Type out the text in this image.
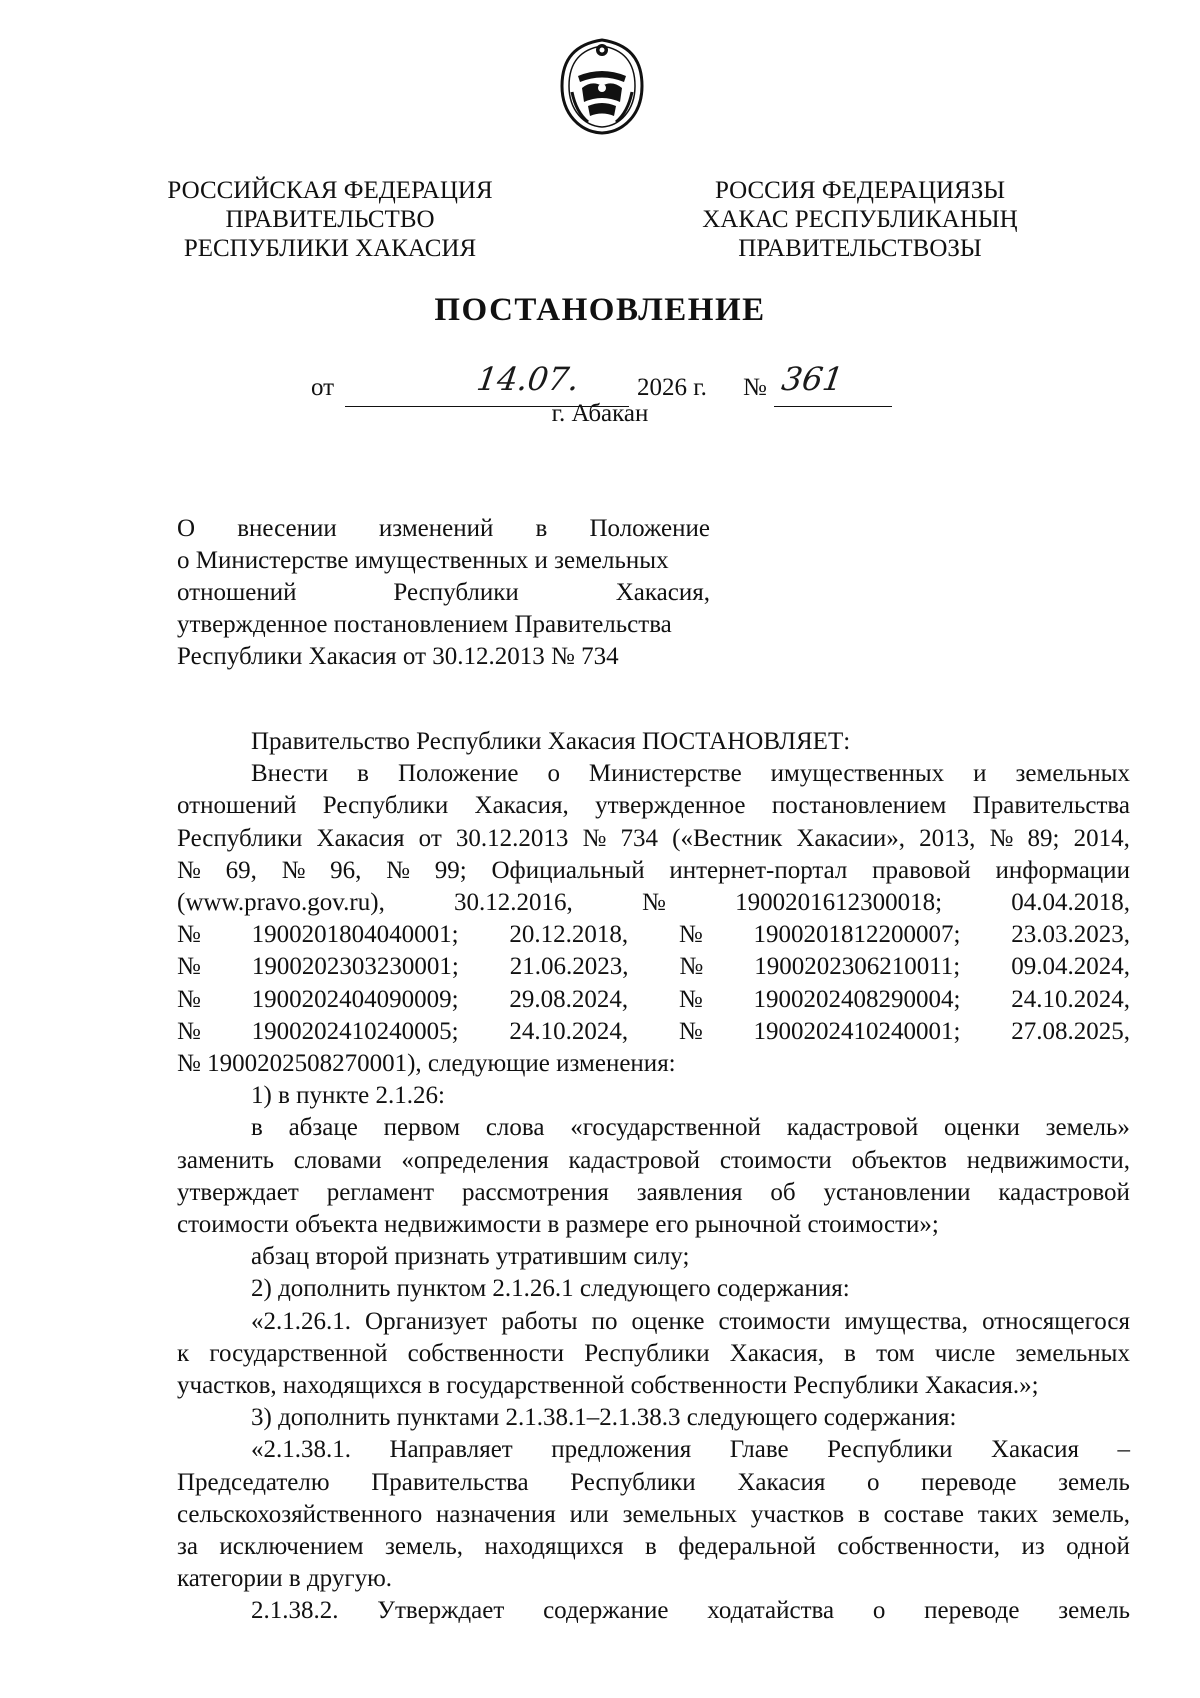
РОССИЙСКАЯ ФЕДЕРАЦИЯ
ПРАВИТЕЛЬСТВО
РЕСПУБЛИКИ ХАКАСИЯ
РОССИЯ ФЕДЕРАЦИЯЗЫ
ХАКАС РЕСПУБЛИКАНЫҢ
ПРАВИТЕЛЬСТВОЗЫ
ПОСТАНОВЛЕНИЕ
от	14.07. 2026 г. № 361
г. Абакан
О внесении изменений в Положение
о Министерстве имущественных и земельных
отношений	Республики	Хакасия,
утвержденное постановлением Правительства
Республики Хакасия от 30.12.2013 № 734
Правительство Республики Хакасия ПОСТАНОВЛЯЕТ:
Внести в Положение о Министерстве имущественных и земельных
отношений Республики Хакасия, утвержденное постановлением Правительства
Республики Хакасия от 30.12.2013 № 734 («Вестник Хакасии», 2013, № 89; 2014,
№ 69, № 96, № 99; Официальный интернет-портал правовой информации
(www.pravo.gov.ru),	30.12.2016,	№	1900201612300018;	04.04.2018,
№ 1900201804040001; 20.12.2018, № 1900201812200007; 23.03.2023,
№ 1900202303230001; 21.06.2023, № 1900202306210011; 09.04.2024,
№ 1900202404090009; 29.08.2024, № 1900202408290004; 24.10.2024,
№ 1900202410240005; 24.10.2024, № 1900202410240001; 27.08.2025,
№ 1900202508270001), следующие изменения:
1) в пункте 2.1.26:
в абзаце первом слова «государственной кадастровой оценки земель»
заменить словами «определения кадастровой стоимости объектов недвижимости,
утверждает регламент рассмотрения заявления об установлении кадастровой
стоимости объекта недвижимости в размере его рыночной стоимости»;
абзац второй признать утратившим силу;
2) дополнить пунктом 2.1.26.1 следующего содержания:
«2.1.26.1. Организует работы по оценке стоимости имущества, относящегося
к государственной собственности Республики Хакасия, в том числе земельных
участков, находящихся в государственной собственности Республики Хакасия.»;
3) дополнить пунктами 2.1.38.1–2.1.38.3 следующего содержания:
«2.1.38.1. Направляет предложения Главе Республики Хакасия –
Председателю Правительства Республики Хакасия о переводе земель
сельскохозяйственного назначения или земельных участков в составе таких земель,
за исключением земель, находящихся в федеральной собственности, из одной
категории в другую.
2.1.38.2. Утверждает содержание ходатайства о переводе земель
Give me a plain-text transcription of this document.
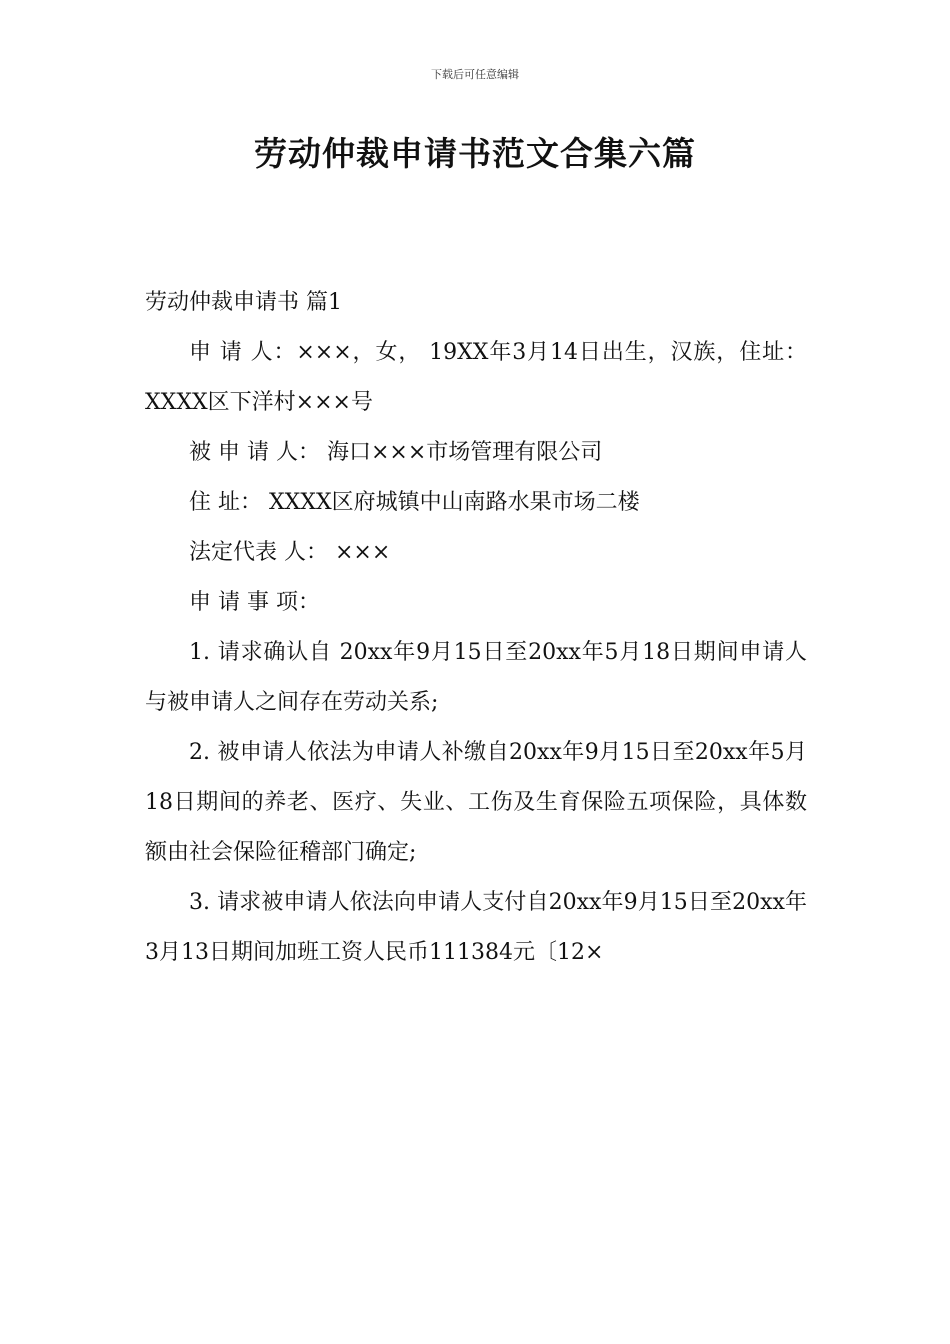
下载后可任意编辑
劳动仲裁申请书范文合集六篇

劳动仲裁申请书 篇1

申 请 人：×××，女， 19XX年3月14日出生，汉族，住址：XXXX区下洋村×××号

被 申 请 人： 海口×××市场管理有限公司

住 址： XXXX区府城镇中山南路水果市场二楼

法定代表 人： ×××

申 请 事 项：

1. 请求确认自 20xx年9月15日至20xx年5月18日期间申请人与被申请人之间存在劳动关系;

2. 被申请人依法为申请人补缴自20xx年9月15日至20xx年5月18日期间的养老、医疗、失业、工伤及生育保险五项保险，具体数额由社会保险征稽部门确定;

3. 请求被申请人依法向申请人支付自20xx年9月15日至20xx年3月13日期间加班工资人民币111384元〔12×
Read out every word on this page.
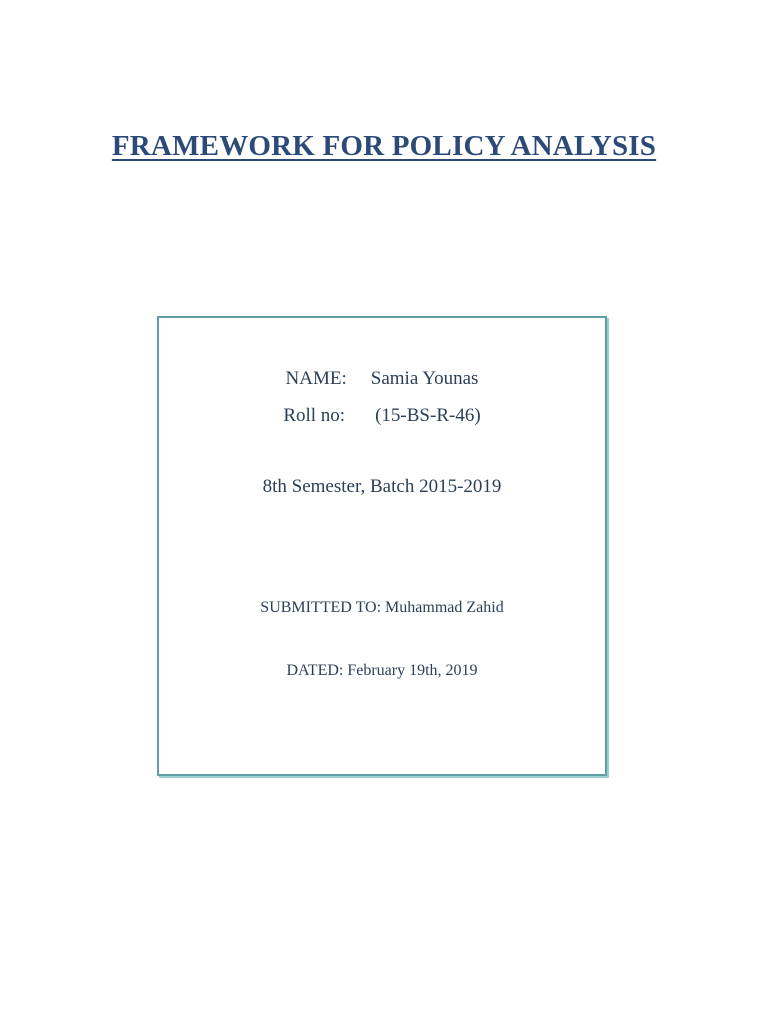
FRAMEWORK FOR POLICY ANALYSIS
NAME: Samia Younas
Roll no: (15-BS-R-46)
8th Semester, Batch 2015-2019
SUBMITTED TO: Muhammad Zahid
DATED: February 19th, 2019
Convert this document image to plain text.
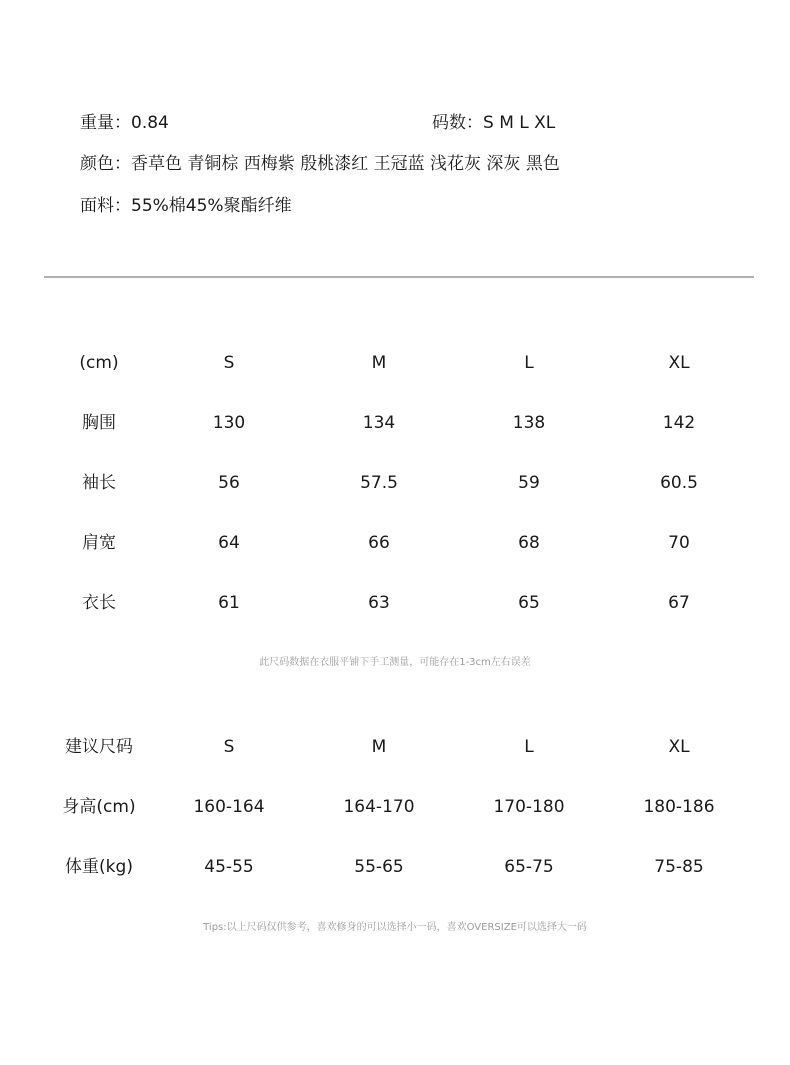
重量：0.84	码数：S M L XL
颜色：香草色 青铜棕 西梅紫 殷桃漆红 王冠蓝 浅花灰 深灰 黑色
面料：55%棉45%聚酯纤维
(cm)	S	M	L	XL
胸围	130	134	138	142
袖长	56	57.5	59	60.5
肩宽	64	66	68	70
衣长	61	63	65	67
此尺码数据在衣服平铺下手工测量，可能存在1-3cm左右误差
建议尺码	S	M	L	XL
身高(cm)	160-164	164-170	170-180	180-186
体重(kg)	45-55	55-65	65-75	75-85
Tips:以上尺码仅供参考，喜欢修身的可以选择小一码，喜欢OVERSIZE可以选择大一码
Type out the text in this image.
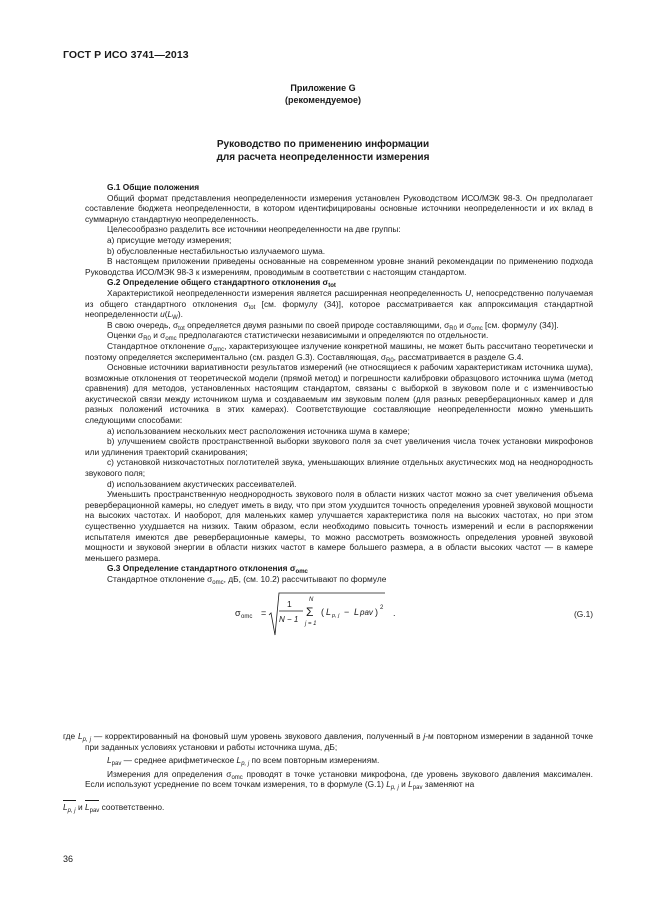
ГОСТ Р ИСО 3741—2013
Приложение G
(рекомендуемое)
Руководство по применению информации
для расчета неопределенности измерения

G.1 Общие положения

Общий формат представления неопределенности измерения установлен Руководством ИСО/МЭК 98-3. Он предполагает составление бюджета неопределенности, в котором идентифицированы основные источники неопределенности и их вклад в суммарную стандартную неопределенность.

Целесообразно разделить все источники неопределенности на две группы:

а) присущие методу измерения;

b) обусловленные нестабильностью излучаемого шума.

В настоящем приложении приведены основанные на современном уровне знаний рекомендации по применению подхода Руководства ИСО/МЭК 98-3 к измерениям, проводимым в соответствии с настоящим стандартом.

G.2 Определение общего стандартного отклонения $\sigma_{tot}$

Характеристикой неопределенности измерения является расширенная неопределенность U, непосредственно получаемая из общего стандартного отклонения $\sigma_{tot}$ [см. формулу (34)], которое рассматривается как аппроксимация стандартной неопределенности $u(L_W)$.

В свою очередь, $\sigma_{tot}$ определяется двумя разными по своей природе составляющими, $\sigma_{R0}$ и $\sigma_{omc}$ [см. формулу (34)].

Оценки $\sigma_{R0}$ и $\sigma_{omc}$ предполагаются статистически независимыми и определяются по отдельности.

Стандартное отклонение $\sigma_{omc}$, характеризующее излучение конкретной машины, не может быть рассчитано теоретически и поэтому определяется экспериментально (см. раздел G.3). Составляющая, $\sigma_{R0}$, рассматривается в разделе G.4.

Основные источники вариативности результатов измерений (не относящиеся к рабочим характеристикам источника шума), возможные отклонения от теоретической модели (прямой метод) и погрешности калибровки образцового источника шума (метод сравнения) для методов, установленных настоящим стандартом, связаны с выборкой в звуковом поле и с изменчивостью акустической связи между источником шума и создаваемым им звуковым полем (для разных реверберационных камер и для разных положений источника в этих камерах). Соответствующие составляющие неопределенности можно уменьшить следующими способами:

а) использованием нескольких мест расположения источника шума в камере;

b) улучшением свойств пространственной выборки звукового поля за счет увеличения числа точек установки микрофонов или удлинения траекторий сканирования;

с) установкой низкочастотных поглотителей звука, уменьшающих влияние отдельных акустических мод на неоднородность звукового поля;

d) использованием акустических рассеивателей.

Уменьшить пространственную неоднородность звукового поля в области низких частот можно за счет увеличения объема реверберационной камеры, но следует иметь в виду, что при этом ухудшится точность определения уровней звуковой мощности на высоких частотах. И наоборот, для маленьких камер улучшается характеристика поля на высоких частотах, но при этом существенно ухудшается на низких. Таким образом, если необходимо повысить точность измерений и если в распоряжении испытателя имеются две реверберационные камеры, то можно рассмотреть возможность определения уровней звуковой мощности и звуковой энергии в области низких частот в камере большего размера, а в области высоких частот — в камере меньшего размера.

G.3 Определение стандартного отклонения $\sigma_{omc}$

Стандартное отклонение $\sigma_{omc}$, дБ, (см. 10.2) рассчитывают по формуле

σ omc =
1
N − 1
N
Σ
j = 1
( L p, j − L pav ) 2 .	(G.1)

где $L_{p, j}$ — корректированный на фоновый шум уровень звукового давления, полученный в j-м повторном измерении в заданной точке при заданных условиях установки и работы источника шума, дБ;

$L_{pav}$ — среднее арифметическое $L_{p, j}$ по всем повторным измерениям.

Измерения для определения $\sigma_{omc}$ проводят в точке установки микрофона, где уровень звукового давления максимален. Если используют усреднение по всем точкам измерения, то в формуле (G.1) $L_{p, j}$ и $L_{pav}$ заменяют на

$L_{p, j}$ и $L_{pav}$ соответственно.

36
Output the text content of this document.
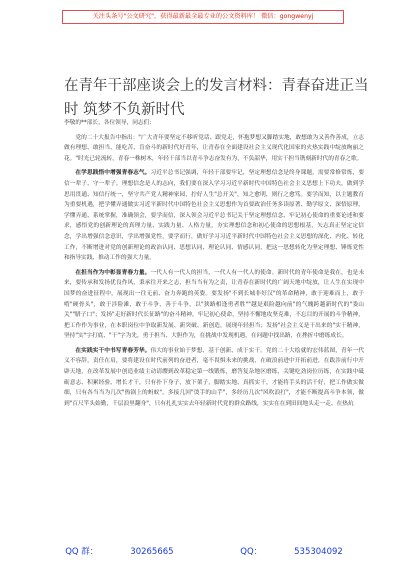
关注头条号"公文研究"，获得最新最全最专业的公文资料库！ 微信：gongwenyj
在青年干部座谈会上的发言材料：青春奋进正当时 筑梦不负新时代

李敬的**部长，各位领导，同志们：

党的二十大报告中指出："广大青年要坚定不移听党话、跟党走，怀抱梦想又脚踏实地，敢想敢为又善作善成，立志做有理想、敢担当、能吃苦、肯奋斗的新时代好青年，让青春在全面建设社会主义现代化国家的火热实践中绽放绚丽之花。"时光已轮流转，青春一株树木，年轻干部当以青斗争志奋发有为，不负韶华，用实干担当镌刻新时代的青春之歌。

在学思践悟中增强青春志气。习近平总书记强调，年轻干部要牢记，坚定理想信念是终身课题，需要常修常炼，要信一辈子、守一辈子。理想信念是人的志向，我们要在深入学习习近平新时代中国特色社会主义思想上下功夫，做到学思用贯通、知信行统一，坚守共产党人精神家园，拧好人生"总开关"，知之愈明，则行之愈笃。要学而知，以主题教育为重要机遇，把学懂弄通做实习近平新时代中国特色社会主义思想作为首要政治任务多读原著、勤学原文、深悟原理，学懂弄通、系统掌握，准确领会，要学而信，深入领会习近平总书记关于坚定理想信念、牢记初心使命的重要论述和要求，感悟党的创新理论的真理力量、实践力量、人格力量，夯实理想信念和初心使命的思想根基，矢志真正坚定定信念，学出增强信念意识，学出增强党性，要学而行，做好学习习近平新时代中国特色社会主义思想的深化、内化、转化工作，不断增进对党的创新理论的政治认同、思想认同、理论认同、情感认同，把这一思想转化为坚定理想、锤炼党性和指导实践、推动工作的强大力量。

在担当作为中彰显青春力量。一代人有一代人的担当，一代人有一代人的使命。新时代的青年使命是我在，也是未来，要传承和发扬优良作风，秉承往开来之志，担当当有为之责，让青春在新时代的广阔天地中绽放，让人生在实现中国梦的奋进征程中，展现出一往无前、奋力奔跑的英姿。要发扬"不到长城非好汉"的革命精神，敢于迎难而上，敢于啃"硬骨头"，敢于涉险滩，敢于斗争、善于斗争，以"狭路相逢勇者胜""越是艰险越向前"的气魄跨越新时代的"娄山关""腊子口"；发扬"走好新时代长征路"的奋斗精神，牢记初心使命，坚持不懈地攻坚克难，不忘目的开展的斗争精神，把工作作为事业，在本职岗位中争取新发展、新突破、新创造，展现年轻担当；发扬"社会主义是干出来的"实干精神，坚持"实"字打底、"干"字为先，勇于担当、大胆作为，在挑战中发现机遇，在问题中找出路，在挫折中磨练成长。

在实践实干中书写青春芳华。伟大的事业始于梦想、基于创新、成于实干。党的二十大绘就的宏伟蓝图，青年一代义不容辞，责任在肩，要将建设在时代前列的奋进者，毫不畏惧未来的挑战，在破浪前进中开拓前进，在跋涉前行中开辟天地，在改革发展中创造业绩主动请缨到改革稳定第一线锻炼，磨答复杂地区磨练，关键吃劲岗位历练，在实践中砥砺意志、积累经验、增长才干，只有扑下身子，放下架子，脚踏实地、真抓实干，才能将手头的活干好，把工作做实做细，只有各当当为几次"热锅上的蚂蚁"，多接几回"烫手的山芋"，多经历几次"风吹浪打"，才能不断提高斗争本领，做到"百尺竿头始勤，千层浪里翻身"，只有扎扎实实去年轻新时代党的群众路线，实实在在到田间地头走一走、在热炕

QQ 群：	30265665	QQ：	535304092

The problem: Locate the word "всем" in the data above. Copy every line carrying it.

Written reply:
$L_{pav}$ — среднее арифметическое $L_{p, j}$ по всем повторным измерениям.
Измерения для определения $\sigma_{omc}$ проводят в точке установки микрофона, где уровень звукового давления максимален. Если используют усреднение по всем точкам измерения, то в формуле (G.1) $L_{p, j}$ и $L_{pav}$ заменяют на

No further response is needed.